Supplied material
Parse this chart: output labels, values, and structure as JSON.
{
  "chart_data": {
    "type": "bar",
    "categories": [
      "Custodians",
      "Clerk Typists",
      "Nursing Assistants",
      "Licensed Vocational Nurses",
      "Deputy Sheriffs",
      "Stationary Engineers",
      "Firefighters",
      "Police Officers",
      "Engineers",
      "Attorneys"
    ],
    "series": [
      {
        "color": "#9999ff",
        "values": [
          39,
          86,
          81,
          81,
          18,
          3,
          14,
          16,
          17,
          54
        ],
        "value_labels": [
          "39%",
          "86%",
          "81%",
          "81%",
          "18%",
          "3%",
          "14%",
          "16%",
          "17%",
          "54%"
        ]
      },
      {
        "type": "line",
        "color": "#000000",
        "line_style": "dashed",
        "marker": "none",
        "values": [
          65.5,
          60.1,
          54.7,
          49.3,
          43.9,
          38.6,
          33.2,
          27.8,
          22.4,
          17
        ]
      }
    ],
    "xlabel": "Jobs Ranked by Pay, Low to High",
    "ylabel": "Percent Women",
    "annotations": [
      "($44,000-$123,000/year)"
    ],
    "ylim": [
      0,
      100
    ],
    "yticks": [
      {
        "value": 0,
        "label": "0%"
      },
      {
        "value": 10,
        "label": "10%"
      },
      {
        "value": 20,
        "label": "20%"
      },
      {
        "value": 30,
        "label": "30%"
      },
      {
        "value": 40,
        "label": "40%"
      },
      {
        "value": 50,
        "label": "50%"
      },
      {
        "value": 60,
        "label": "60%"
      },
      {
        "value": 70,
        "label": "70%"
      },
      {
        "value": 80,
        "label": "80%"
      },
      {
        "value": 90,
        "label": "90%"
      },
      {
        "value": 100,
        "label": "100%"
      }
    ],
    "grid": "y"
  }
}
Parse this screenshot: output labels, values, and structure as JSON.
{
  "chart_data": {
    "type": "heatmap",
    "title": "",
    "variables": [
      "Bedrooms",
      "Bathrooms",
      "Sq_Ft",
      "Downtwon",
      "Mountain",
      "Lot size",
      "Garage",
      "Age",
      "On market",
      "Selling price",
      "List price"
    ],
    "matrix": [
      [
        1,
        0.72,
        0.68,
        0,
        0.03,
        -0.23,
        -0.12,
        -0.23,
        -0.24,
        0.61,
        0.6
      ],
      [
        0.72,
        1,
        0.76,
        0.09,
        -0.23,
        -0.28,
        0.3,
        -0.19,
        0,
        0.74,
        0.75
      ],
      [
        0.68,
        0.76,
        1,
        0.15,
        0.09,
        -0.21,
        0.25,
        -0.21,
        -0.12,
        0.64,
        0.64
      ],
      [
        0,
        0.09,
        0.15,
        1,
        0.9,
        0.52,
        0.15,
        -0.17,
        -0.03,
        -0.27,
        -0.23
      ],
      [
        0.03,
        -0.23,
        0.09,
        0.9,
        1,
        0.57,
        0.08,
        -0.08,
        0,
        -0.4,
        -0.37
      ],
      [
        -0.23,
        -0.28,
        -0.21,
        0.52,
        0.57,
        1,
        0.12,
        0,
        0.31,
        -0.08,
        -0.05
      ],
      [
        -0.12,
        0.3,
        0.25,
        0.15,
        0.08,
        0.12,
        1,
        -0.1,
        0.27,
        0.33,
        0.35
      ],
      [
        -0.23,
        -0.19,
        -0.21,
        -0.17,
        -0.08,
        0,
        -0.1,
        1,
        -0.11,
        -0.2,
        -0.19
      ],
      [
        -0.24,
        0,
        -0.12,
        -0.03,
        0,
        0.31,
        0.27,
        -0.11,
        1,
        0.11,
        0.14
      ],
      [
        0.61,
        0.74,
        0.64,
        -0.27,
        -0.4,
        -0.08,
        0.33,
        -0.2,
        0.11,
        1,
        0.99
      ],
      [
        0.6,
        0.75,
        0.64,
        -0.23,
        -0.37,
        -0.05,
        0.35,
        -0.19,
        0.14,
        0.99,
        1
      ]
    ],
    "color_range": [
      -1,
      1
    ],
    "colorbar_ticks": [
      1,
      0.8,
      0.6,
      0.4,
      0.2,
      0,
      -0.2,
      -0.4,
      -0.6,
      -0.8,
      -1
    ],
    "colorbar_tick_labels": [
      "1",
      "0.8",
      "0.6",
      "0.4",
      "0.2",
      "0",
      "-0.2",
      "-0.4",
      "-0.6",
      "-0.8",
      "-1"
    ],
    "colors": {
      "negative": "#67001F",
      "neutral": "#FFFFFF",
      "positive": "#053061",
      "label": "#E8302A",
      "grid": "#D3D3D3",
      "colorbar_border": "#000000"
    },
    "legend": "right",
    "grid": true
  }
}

What you need to do
Return the entries above exactly, each one complete.

Reply to the exercise
Parse this chart: output labels, values, and structure as JSON.
{
  "chart_data": {
    "type": "bar",
    "categories": [
      "Custodians",
      "Clerk Typists",
      "Nursing Assistants",
      "Licensed Vocational Nurses",
      "Deputy Sheriffs",
      "Stationary Engineers",
      "Firefighters",
      "Police Officers",
      "Engineers",
      "Attorneys"
    ],
    "series": [
      {
        "color": "#9999ff",
        "values": [
          39,
          86,
          81,
          81,
          18,
          3,
          14,
          16,
          17,
          54
        ],
        "value_labels": [
          "39%",
          "86%",
          "81%",
          "81%",
          "18%",
          "3%",
          "14%",
          "16%",
          "17%",
          "54%"
        ]
      },
      {
        "type": "line",
        "color": "#000000",
        "line_style": "dashed",
        "marker": "none",
        "values": [
          65.5,
          60.1,
          54.7,
          49.3,
          43.9,
          38.6,
          33.2,
          27.8,
          22.4,
          17
        ]
      }
    ],
    "xlabel": "Jobs Ranked by Pay, Low to High",
    "ylabel": "Percent Women",
    "annotations": [
      "($44,000-$123,000/year)"
    ],
    "ylim": [
      0,
      100
    ],
    "yticks": [
      {
        "value": 0,
        "label": "0%"
      },
      {
        "value": 10,
        "label": "10%"
      },
      {
        "value": 20,
        "label": "20%"
      },
      {
        "value": 30,
        "label": "30%"
      },
      {
        "value": 40,
        "label": "40%"
      },
      {
        "value": 50,
        "label": "50%"
      },
      {
        "value": 60,
        "label": "60%"
      },
      {
        "value": 70,
        "label": "70%"
      },
      {
        "value": 80,
        "label": "80%"
      },
      {
        "value": 90,
        "label": "90%"
      },
      {
        "value": 100,
        "label": "100%"
      }
    ],
    "grid": "y"
  }
}
Parse this screenshot: output labels, values, and structure as JSON.
{
  "chart_data": {
    "type": "heatmap",
    "title": "",
    "variables": [
      "Bedrooms",
      "Bathrooms",
      "Sq_Ft",
      "Downtwon",
      "Mountain",
      "Lot size",
      "Garage",
      "Age",
      "On market",
      "Selling price",
      "List price"
    ],
    "matrix": [
      [
        1,
        0.72,
        0.68,
        0,
        0.03,
        -0.23,
        -0.12,
        -0.23,
        -0.24,
        0.61,
        0.6
      ],
      [
        0.72,
        1,
        0.76,
        0.09,
        -0.23,
        -0.28,
        0.3,
        -0.19,
        0,
        0.74,
        0.75
      ],
      [
        0.68,
        0.76,
        1,
        0.15,
        0.09,
        -0.21,
        0.25,
        -0.21,
        -0.12,
        0.64,
        0.64
      ],
      [
        0,
        0.09,
        0.15,
        1,
        0.9,
        0.52,
        0.15,
        -0.17,
        -0.03,
        -0.27,
        -0.23
      ],
      [
        0.03,
        -0.23,
        0.09,
        0.9,
        1,
        0.57,
        0.08,
        -0.08,
        0,
        -0.4,
        -0.37
      ],
      [
        -0.23,
        -0.28,
        -0.21,
        0.52,
        0.57,
        1,
        0.12,
        0,
        0.31,
        -0.08,
        -0.05
      ],
      [
        -0.12,
        0.3,
        0.25,
        0.15,
        0.08,
        0.12,
        1,
        -0.1,
        0.27,
        0.33,
        0.35
      ],
      [
        -0.23,
        -0.19,
        -0.21,
        -0.17,
        -0.08,
        0,
        -0.1,
        1,
        -0.11,
        -0.2,
        -0.19
      ],
      [
        -0.24,
        0,
        -0.12,
        -0.03,
        0,
        0.31,
        0.27,
        -0.11,
        1,
        0.11,
        0.14
      ],
      [
        0.61,
        0.74,
        0.64,
        -0.27,
        -0.4,
        -0.08,
        0.33,
        -0.2,
        0.11,
        1,
        0.99
      ],
      [
        0.6,
        0.75,
        0.64,
        -0.23,
        -0.37,
        -0.05,
        0.35,
        -0.19,
        0.14,
        0.99,
        1
      ]
    ],
    "color_range": [
      -1,
      1
    ],
    "colorbar_ticks": [
      1,
      0.8,
      0.6,
      0.4,
      0.2,
      0,
      -0.2,
      -0.4,
      -0.6,
      -0.8,
      -1
    ],
    "colorbar_tick_labels": [
      "1",
      "0.8",
      "0.6",
      "0.4",
      "0.2",
      "0",
      "-0.2",
      "-0.4",
      "-0.6",
      "-0.8",
      "-1"
    ],
    "colors": {
      "negative": "#67001F",
      "neutral": "#FFFFFF",
      "positive": "#053061",
      "label": "#E8302A",
      "grid": "#D3D3D3",
      "colorbar_border": "#000000"
    },
    "legend": "right",
    "grid": true
  }
}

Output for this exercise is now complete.